[Items from a dataset]
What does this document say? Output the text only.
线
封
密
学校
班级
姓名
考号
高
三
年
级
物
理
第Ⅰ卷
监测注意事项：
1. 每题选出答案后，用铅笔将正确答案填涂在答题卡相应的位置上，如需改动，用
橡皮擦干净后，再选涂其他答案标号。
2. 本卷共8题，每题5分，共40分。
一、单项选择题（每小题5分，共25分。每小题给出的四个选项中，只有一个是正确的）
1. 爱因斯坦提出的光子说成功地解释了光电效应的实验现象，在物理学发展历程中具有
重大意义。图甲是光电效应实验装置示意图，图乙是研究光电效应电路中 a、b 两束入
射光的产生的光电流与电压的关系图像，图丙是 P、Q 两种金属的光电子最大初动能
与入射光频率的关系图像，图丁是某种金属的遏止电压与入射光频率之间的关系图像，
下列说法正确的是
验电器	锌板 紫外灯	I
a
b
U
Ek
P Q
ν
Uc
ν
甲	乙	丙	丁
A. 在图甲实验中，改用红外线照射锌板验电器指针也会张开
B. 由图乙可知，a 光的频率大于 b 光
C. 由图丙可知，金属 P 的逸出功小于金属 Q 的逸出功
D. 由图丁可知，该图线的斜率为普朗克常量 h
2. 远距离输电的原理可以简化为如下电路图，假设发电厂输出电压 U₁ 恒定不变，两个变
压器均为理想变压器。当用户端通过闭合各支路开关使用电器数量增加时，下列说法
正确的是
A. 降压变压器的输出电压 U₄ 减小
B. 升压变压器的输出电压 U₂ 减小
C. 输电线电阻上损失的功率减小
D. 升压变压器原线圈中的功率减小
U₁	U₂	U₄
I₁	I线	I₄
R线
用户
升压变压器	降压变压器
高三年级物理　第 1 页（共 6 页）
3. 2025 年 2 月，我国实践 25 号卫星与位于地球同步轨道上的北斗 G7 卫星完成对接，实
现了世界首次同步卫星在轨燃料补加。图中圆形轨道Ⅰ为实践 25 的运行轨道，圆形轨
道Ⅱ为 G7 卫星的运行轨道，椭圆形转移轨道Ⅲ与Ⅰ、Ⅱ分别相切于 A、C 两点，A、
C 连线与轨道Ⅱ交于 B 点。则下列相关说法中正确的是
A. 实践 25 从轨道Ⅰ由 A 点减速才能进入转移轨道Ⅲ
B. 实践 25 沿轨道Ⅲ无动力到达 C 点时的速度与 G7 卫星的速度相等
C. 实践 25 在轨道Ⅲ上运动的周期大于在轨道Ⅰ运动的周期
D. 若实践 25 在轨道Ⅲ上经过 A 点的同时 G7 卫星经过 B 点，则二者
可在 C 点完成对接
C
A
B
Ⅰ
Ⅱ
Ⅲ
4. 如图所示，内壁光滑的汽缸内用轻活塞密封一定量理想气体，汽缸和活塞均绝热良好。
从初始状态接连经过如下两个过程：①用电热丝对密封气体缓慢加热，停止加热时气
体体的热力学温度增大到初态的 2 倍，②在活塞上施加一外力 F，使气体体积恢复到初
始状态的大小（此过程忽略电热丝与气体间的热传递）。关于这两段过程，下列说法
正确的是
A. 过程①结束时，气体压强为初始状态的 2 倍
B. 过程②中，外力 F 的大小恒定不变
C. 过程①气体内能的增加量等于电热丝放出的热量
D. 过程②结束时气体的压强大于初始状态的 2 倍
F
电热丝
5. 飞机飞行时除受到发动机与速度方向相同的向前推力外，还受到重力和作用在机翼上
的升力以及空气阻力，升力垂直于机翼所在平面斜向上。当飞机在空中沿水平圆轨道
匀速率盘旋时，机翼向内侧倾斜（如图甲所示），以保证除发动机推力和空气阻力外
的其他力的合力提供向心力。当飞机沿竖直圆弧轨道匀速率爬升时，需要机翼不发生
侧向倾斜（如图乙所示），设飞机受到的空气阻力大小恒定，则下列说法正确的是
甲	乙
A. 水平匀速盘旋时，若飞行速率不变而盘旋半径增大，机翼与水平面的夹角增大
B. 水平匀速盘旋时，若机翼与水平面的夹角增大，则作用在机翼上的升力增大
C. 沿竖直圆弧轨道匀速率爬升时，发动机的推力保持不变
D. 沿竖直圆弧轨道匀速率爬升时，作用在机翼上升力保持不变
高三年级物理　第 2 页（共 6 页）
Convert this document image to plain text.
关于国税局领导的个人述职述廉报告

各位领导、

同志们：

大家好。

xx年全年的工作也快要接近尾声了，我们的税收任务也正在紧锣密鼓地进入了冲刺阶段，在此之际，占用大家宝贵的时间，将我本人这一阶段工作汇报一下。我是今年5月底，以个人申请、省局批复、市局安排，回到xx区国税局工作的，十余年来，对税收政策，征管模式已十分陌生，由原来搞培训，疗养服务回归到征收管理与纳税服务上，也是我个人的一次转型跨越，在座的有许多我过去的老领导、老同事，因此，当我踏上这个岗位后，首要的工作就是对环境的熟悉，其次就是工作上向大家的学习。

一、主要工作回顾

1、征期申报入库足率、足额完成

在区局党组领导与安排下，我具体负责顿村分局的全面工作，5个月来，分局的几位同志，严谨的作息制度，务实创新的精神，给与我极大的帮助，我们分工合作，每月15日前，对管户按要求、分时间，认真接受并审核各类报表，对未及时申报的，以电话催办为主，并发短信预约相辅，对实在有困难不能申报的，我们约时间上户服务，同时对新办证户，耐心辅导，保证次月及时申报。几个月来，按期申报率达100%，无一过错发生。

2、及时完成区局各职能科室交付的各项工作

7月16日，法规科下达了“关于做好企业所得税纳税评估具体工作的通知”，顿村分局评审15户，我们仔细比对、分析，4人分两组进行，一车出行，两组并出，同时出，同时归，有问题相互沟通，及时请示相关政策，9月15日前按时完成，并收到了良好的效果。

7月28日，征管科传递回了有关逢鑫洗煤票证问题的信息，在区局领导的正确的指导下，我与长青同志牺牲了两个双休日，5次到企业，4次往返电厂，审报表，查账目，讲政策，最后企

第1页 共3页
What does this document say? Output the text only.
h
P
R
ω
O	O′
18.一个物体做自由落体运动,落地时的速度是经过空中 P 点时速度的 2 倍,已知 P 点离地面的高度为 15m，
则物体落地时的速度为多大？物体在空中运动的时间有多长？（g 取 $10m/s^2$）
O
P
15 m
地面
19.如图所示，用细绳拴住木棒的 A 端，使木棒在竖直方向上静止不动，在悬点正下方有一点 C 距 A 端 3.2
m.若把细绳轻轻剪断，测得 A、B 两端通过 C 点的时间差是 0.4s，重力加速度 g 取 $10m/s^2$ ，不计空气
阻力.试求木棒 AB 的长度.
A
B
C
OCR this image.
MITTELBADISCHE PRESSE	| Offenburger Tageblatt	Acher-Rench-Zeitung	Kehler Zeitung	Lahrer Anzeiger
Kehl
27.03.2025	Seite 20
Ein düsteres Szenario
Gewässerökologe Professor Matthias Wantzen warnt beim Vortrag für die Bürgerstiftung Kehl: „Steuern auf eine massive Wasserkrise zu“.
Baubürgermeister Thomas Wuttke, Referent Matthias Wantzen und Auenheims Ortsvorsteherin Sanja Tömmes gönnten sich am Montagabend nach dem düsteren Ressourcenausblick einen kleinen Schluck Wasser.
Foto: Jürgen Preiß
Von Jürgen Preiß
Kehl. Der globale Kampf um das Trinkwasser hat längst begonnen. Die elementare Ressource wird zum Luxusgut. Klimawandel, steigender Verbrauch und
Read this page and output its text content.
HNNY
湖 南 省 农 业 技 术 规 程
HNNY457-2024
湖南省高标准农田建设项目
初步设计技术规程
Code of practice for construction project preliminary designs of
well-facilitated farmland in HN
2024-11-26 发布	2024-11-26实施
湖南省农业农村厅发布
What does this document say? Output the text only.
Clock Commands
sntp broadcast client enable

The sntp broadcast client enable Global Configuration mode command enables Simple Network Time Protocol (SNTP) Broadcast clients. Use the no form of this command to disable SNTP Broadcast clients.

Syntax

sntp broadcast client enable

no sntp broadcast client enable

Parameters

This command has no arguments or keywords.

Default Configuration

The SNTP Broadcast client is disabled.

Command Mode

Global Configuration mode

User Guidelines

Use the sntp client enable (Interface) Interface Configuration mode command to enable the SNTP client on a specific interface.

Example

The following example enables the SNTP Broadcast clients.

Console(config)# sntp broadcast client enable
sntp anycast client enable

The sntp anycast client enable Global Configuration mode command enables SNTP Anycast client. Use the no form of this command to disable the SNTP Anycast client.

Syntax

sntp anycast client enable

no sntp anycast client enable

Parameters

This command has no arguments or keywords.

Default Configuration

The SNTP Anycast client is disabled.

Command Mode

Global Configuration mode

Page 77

GIVEN REQUEST
Track down all lines above with the string "enables" and copy them.

TASK OUTPUT
The sntp broadcast client enable Global Configuration mode command enables Simple Network Time Protocol (SNTP) Broadcast clients. Use the no form of this command to disable SNTP Broadcast clients.
The following example enables the SNTP Broadcast clients.
The sntp anycast client enable Global Configuration mode command enables SNTP Anycast client. Use the no form of this command to disable the SNTP Anycast client.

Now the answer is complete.